▶ _Brief_: Present every line in which the string "lugar" appears.

Raw records:
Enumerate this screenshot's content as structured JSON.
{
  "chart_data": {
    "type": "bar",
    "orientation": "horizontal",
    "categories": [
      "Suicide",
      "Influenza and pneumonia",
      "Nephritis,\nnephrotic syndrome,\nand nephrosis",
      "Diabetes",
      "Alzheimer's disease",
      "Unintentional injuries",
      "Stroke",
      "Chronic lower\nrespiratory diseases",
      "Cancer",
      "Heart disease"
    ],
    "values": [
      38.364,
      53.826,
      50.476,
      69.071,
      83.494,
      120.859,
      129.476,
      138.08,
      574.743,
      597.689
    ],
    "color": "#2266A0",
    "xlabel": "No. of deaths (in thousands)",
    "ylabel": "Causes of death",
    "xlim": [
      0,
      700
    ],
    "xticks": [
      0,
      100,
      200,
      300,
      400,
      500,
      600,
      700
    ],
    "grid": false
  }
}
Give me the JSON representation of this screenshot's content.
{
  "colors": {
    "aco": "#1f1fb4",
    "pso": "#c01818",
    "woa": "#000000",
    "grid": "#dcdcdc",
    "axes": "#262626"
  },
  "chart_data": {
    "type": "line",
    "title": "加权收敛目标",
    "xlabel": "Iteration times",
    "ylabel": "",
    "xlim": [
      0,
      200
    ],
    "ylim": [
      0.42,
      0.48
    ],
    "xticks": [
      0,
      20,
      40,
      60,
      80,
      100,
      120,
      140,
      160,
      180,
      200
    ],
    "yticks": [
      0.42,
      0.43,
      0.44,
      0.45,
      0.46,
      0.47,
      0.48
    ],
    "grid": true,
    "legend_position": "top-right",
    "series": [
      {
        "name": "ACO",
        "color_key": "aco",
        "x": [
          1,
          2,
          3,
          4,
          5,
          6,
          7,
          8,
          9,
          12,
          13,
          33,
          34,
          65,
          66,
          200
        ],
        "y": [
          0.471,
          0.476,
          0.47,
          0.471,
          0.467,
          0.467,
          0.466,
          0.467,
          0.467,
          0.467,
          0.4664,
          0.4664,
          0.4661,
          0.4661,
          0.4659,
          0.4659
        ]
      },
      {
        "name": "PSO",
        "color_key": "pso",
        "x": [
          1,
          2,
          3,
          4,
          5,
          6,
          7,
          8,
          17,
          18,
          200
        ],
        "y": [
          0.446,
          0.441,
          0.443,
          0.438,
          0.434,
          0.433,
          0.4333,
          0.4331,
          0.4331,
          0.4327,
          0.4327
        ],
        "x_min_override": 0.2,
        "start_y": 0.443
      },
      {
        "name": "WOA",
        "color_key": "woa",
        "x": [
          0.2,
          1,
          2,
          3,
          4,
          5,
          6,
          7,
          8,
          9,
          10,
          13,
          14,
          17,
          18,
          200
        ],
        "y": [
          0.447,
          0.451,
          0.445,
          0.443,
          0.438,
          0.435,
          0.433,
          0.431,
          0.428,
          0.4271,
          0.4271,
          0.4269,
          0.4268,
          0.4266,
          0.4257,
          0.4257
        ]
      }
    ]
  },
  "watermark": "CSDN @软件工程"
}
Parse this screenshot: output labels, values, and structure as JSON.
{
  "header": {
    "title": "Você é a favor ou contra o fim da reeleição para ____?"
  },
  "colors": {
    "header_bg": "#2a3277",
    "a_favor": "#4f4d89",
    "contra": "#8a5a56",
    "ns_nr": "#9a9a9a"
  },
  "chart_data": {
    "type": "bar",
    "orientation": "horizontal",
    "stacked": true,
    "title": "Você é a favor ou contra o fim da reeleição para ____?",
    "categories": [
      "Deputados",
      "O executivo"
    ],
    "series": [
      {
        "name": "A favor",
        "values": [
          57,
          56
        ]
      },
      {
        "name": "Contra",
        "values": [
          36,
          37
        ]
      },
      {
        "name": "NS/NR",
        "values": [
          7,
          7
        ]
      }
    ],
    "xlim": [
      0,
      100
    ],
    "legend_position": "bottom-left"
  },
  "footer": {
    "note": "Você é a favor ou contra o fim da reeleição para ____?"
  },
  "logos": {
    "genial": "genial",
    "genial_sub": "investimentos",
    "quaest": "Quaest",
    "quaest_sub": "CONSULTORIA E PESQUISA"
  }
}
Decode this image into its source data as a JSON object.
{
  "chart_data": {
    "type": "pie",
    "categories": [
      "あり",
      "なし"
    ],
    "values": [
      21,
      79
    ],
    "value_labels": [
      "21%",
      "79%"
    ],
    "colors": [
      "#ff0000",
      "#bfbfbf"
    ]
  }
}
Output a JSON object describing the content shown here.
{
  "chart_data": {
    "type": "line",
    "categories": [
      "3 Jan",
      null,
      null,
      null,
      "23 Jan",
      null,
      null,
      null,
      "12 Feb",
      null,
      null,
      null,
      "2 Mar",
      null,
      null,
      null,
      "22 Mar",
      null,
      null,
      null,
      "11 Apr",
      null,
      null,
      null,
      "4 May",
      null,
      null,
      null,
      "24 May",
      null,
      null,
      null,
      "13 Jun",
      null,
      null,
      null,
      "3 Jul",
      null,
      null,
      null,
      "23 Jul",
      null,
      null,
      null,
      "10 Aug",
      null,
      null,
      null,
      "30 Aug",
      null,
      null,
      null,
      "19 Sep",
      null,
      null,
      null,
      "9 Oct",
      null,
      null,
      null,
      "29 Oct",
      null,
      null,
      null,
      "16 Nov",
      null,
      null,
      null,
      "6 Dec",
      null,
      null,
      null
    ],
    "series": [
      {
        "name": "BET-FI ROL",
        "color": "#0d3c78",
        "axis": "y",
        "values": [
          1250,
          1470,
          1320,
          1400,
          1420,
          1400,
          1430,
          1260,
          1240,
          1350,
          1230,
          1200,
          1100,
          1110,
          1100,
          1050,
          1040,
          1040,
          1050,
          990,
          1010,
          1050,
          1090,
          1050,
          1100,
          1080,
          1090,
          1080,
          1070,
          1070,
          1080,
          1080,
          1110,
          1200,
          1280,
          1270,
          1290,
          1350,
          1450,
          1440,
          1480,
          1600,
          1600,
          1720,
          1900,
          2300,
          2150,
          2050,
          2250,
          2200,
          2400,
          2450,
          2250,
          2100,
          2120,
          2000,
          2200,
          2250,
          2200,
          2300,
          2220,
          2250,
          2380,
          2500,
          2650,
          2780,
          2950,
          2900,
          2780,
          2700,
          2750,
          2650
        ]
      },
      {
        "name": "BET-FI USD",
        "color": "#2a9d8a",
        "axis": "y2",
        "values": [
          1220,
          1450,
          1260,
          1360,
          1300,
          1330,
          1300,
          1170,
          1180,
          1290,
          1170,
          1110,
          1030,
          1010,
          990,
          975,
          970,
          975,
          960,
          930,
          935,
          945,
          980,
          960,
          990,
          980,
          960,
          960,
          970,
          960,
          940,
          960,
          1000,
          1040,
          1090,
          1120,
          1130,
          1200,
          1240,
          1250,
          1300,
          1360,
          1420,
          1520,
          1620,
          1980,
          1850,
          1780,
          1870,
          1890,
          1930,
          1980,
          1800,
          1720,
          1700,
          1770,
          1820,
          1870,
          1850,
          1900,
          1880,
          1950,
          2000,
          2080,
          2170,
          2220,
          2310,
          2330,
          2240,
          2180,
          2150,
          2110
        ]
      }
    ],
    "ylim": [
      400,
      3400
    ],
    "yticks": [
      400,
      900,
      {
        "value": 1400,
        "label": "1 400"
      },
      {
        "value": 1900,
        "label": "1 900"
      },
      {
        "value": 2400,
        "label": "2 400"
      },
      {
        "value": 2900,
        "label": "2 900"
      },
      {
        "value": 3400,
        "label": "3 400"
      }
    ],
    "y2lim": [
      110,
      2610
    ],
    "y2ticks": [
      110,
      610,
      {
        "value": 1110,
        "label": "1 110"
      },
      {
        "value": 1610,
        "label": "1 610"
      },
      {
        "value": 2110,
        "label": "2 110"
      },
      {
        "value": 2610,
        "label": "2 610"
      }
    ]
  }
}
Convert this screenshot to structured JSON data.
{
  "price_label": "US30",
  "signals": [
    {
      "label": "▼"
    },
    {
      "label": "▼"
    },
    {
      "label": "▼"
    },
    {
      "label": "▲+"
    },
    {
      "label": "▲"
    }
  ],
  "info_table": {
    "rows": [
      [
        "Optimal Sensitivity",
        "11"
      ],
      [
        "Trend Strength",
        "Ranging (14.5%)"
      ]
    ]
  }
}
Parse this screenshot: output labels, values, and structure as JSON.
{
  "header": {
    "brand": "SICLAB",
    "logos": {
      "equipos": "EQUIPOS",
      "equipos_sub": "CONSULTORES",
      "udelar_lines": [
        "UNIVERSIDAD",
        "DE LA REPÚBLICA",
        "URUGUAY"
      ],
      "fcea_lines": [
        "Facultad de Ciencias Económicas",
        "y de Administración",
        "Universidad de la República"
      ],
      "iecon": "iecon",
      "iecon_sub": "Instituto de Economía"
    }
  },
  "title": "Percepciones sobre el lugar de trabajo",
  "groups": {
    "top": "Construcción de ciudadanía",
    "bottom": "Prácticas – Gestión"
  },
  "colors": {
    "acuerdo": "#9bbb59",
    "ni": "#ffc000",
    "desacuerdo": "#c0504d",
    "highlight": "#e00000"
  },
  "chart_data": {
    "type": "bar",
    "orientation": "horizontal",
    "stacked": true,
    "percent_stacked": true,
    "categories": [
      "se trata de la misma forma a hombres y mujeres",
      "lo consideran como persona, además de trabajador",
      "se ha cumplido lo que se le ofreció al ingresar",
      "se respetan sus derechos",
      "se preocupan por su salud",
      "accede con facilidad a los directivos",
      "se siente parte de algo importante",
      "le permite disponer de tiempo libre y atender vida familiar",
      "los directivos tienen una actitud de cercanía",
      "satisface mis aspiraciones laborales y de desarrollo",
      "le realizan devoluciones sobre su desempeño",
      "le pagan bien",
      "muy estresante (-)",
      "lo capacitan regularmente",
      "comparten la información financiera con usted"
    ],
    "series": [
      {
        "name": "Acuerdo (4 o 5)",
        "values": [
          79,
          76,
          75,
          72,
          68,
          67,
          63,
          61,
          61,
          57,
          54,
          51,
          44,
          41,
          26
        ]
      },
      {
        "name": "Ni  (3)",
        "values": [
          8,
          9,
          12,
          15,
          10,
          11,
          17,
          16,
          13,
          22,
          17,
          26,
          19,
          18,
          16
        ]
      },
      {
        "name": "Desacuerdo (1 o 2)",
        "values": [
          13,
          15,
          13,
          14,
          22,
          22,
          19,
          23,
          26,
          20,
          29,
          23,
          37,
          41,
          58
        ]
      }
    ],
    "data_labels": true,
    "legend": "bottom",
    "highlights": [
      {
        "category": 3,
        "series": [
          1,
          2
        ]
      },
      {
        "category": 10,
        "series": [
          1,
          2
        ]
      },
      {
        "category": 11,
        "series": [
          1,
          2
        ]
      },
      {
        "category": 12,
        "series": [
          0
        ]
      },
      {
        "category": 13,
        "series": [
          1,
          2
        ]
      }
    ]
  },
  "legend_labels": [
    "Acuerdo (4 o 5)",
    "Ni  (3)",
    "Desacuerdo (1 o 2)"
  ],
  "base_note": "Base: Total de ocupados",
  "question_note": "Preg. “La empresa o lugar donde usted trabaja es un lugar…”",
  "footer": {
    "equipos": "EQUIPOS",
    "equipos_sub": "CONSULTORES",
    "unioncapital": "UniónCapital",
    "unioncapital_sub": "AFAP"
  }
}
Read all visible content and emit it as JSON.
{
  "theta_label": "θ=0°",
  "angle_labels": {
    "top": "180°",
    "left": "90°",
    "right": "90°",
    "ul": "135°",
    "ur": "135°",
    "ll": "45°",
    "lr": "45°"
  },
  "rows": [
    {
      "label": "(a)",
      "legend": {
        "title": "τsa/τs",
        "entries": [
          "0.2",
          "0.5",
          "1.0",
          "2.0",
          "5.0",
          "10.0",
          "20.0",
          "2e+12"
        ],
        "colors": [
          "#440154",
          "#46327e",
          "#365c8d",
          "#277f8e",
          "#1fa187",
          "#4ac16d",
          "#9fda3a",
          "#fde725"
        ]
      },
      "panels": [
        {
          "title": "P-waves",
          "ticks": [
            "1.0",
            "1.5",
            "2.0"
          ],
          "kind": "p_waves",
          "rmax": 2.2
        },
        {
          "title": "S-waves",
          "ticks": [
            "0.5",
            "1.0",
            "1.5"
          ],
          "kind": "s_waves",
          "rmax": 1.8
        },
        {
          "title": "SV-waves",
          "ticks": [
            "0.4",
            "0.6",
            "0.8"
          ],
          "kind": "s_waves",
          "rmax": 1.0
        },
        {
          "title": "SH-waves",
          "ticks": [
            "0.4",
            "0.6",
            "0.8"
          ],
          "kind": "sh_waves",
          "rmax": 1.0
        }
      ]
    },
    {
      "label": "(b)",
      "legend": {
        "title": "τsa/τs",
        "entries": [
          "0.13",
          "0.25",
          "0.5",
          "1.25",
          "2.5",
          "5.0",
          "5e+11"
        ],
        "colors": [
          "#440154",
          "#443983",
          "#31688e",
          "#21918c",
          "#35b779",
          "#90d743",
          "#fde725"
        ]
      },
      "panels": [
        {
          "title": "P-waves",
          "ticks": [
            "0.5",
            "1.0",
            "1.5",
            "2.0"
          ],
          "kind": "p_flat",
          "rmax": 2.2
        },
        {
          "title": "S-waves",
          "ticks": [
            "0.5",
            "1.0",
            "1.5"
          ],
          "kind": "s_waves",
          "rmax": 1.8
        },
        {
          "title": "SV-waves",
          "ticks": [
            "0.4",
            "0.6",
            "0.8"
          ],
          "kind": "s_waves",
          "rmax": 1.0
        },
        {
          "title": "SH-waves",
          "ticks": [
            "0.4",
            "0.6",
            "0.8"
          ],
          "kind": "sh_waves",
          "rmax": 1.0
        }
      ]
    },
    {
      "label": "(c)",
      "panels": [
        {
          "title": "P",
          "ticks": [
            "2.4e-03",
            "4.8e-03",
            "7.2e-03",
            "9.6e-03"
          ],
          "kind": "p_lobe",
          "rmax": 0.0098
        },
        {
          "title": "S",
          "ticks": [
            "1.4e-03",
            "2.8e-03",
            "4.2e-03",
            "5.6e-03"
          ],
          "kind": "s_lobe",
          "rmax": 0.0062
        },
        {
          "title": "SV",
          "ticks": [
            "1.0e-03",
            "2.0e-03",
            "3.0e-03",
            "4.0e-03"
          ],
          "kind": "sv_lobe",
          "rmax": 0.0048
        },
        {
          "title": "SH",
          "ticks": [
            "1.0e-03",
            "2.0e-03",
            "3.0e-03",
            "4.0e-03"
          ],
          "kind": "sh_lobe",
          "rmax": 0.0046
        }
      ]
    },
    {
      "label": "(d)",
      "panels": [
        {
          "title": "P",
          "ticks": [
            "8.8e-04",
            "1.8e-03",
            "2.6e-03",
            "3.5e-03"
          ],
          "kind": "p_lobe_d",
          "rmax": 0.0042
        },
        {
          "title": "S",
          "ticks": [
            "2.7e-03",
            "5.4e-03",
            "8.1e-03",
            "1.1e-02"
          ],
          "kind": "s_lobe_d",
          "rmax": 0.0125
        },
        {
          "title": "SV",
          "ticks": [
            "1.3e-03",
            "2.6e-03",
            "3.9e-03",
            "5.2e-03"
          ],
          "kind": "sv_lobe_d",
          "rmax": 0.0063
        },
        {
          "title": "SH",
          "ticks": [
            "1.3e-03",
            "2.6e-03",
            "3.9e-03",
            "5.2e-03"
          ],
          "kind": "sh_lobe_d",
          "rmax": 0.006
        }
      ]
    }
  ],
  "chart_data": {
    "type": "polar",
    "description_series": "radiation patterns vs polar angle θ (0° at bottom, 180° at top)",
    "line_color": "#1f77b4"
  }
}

▶ _Exercise result_:
  "title": "Percepciones sobre el lugar de trabajo",
  "question_note": "Preg. “La empresa o lugar donde usted trabaja es un lugar…”",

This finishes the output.